Work to be completed:
Find the number of lines below in which the word "JSON" appears, and write that number only.

Supplied material:
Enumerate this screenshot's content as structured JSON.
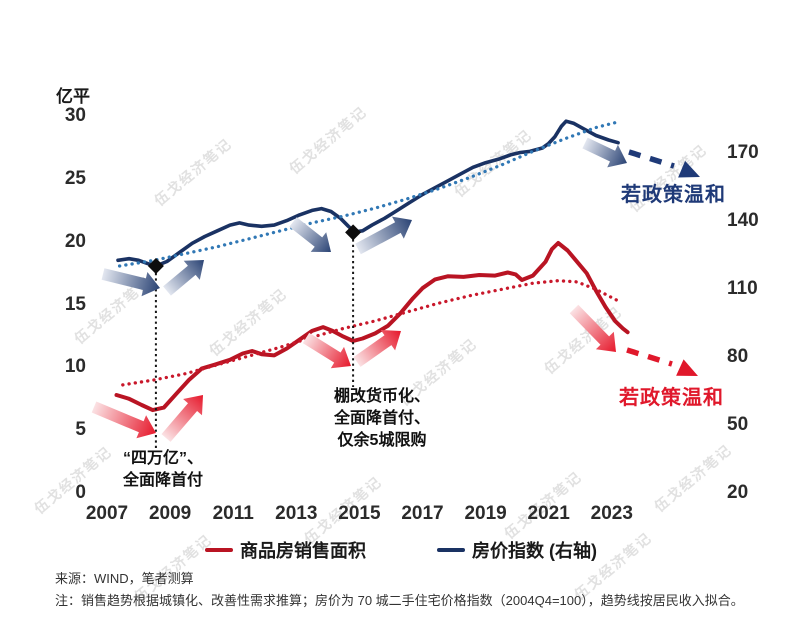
{
  "watermark": {
    "text": "伍戈经济笔记"
  },
  "chart_data": {
    "type": "line",
    "y_left": {
      "label": "亿平",
      "range": [
        0,
        30
      ],
      "ticks": [
        0,
        5,
        10,
        15,
        20,
        25,
        30
      ]
    },
    "y_right": {
      "range": [
        20,
        170
      ],
      "ticks": [
        20,
        50,
        80,
        110,
        140,
        170
      ]
    },
    "x_ticks": [
      "2007",
      "2009",
      "2011",
      "2013",
      "2015",
      "2017",
      "2019",
      "2021",
      "2023"
    ],
    "x_range": [
      2007,
      2023.7
    ],
    "grid": false,
    "legend_position": "bottom",
    "series": [
      {
        "name": "商品房销售面积",
        "axis": "left",
        "style": "solid",
        "color": "#b91423",
        "width": 4,
        "points": [
          [
            2007.3,
            7.8
          ],
          [
            2007.7,
            7.5
          ],
          [
            2008.1,
            7.0
          ],
          [
            2008.45,
            6.6
          ],
          [
            2008.8,
            6.8
          ],
          [
            2009.2,
            7.9
          ],
          [
            2009.6,
            9.0
          ],
          [
            2010.0,
            9.9
          ],
          [
            2010.4,
            10.2
          ],
          [
            2010.9,
            10.6
          ],
          [
            2011.3,
            11.1
          ],
          [
            2011.6,
            11.3
          ],
          [
            2011.9,
            11.05
          ],
          [
            2012.3,
            10.95
          ],
          [
            2012.7,
            11.5
          ],
          [
            2013.1,
            12.2
          ],
          [
            2013.5,
            12.9
          ],
          [
            2013.85,
            13.2
          ],
          [
            2014.15,
            12.9
          ],
          [
            2014.45,
            12.5
          ],
          [
            2014.8,
            12.1
          ],
          [
            2015.1,
            12.3
          ],
          [
            2015.5,
            12.7
          ],
          [
            2015.9,
            13.3
          ],
          [
            2016.3,
            14.3
          ],
          [
            2016.7,
            15.5
          ],
          [
            2017.0,
            16.3
          ],
          [
            2017.4,
            17.0
          ],
          [
            2017.8,
            17.25
          ],
          [
            2018.3,
            17.2
          ],
          [
            2018.8,
            17.35
          ],
          [
            2019.3,
            17.3
          ],
          [
            2019.7,
            17.55
          ],
          [
            2019.95,
            17.4
          ],
          [
            2020.15,
            16.95
          ],
          [
            2020.5,
            17.3
          ],
          [
            2020.9,
            18.4
          ],
          [
            2021.1,
            19.4
          ],
          [
            2021.3,
            19.9
          ],
          [
            2021.6,
            19.3
          ],
          [
            2021.9,
            18.4
          ],
          [
            2022.2,
            17.5
          ],
          [
            2022.5,
            16.1
          ],
          [
            2022.8,
            14.8
          ],
          [
            2023.1,
            13.7
          ],
          [
            2023.35,
            13.1
          ],
          [
            2023.5,
            12.8
          ]
        ]
      },
      {
        "name": "商品房销售面积趋势线",
        "axis": "left",
        "style": "dotted",
        "color": "#c9182b",
        "width": 3.3,
        "points": [
          [
            2007.5,
            8.6
          ],
          [
            2008.5,
            9.0
          ],
          [
            2009.5,
            9.5
          ],
          [
            2010.5,
            10.2
          ],
          [
            2011.5,
            10.9
          ],
          [
            2012.5,
            11.6
          ],
          [
            2013.5,
            12.4
          ],
          [
            2014.5,
            13.1
          ],
          [
            2015.5,
            13.7
          ],
          [
            2016.5,
            14.4
          ],
          [
            2017.5,
            15.1
          ],
          [
            2018.5,
            15.7
          ],
          [
            2019.5,
            16.2
          ],
          [
            2020.5,
            16.7
          ],
          [
            2021.3,
            16.9
          ],
          [
            2021.9,
            16.8
          ],
          [
            2022.5,
            16.2
          ],
          [
            2023.2,
            15.3
          ]
        ]
      },
      {
        "name": "房价指数 (右轴)",
        "axis": "right",
        "style": "solid",
        "color": "#1a3263",
        "width": 3.6,
        "points": [
          [
            2007.35,
            122.5
          ],
          [
            2007.7,
            123.2
          ],
          [
            2008.0,
            122.5
          ],
          [
            2008.3,
            121
          ],
          [
            2008.55,
            120
          ],
          [
            2008.9,
            122
          ],
          [
            2009.3,
            126
          ],
          [
            2009.7,
            130
          ],
          [
            2010.1,
            133
          ],
          [
            2010.5,
            135.5
          ],
          [
            2010.9,
            138
          ],
          [
            2011.2,
            139
          ],
          [
            2011.5,
            138
          ],
          [
            2011.9,
            137.5
          ],
          [
            2012.3,
            138
          ],
          [
            2012.7,
            140
          ],
          [
            2013.1,
            142.5
          ],
          [
            2013.5,
            144.5
          ],
          [
            2013.8,
            145.3
          ],
          [
            2014.1,
            144
          ],
          [
            2014.4,
            141
          ],
          [
            2014.65,
            137.5
          ],
          [
            2014.85,
            135
          ],
          [
            2015.1,
            135.5
          ],
          [
            2015.4,
            138
          ],
          [
            2015.8,
            141
          ],
          [
            2016.2,
            144.5
          ],
          [
            2016.6,
            148
          ],
          [
            2017.0,
            151.5
          ],
          [
            2017.4,
            154.5
          ],
          [
            2017.8,
            157.5
          ],
          [
            2018.2,
            160.5
          ],
          [
            2018.6,
            163.5
          ],
          [
            2019.0,
            165.5
          ],
          [
            2019.4,
            167
          ],
          [
            2019.8,
            169
          ],
          [
            2020.1,
            170
          ],
          [
            2020.4,
            170.5
          ],
          [
            2020.8,
            172
          ],
          [
            2021.0,
            174
          ],
          [
            2021.2,
            177
          ],
          [
            2021.4,
            181.5
          ],
          [
            2021.55,
            183.8
          ],
          [
            2021.8,
            182.8
          ],
          [
            2022.1,
            180.5
          ],
          [
            2022.5,
            177.5
          ],
          [
            2022.9,
            175.5
          ],
          [
            2023.2,
            174.3
          ]
        ]
      },
      {
        "name": "房价指数趋势线",
        "axis": "right",
        "style": "dotted",
        "color": "#3178b5",
        "width": 3.3,
        "points": [
          [
            2007.4,
            120
          ],
          [
            2008.5,
            122.5
          ],
          [
            2009.5,
            125.5
          ],
          [
            2010.5,
            128.5
          ],
          [
            2011.5,
            132
          ],
          [
            2012.5,
            135.5
          ],
          [
            2013.5,
            139
          ],
          [
            2014.5,
            142
          ],
          [
            2015.5,
            145.5
          ],
          [
            2016.5,
            149.5
          ],
          [
            2017.5,
            154
          ],
          [
            2018.5,
            159
          ],
          [
            2019.5,
            164.5
          ],
          [
            2020.5,
            170.5
          ],
          [
            2021.5,
            176
          ],
          [
            2022.5,
            181
          ],
          [
            2023.2,
            183.5
          ]
        ]
      }
    ],
    "events": [
      {
        "year": 2008.55,
        "marker_value": 120,
        "lines": [
          "“四万亿”、",
          "全面降首付"
        ]
      },
      {
        "year": 2014.8,
        "marker_value": 134.8,
        "lines": [
          "棚改货币化、",
          "全面降首付、",
          "仅余5城限购"
        ]
      }
    ],
    "projections": [
      {
        "label": "若政策温和",
        "color": "#1f3a78"
      },
      {
        "label": "若政策温和",
        "color": "#e0182b"
      }
    ]
  },
  "legend": {
    "items": [
      {
        "label": "商品房销售面积",
        "color": "#b91423"
      },
      {
        "label": "房价指数 (右轴)",
        "color": "#1a3263"
      }
    ]
  },
  "footer": {
    "source": "来源：WIND，笔者测算",
    "note": "注：销售趋势根据城镇化、改善性需求推算；房价为 70 城二手住宅价格指数（2004Q4=100），趋势线按居民收入拟合。"
  }
}
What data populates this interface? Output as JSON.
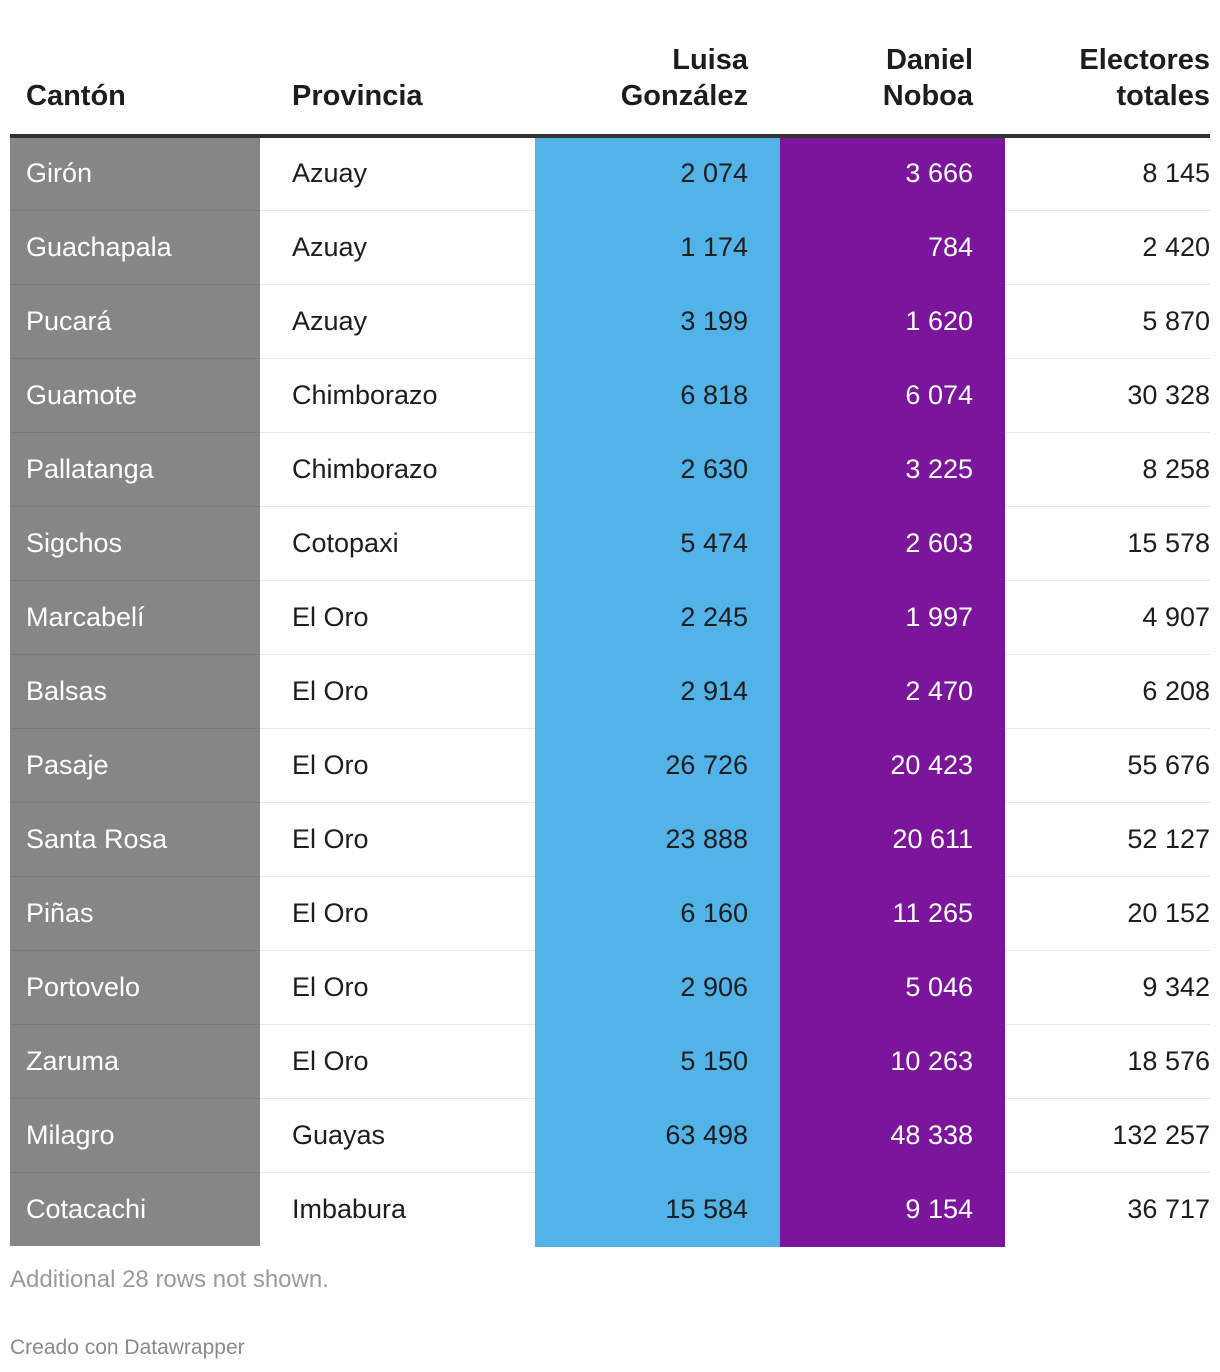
{
  "chart_data": {
    "type": "table",
    "columns": [
      "Cantón",
      "Provincia",
      "Luisa González",
      "Daniel Noboa",
      "Electores totales"
    ],
    "header_lines": [
      [
        "Cantón"
      ],
      [
        "Provincia"
      ],
      [
        "Luisa",
        "González"
      ],
      [
        "Daniel",
        "Noboa"
      ],
      [
        "Electores",
        "totales"
      ]
    ],
    "rows": [
      [
        "Girón",
        "Azuay",
        "2 074",
        "3 666",
        "8 145"
      ],
      [
        "Guachapala",
        "Azuay",
        "1 174",
        "784",
        "2 420"
      ],
      [
        "Pucará",
        "Azuay",
        "3 199",
        "1 620",
        "5 870"
      ],
      [
        "Guamote",
        "Chimborazo",
        "6 818",
        "6 074",
        "30 328"
      ],
      [
        "Pallatanga",
        "Chimborazo",
        "2 630",
        "3 225",
        "8 258"
      ],
      [
        "Sigchos",
        "Cotopaxi",
        "5 474",
        "2 603",
        "15 578"
      ],
      [
        "Marcabelí",
        "El Oro",
        "2 245",
        "1 997",
        "4 907"
      ],
      [
        "Balsas",
        "El Oro",
        "2 914",
        "2 470",
        "6 208"
      ],
      [
        "Pasaje",
        "El Oro",
        "26 726",
        "20 423",
        "55 676"
      ],
      [
        "Santa Rosa",
        "El Oro",
        "23 888",
        "20 611",
        "52 127"
      ],
      [
        "Piñas",
        "El Oro",
        "6 160",
        "11 265",
        "20 152"
      ],
      [
        "Portovelo",
        "El Oro",
        "2 906",
        "5 046",
        "9 342"
      ],
      [
        "Zaruma",
        "El Oro",
        "5 150",
        "10 263",
        "18 576"
      ],
      [
        "Milagro",
        "Guayas",
        "63 498",
        "48 338",
        "132 257"
      ],
      [
        "Cotacachi",
        "Imbabura",
        "15 584",
        "9 154",
        "36 717"
      ]
    ],
    "colors": {
      "canton": "#868686",
      "luisa_gonzalez": "#52b3e8",
      "daniel_noboa": "#7a159c"
    }
  },
  "footer": {
    "note": "Additional 28 rows not shown.",
    "credit": "Creado con Datawrapper"
  }
}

Reply:
2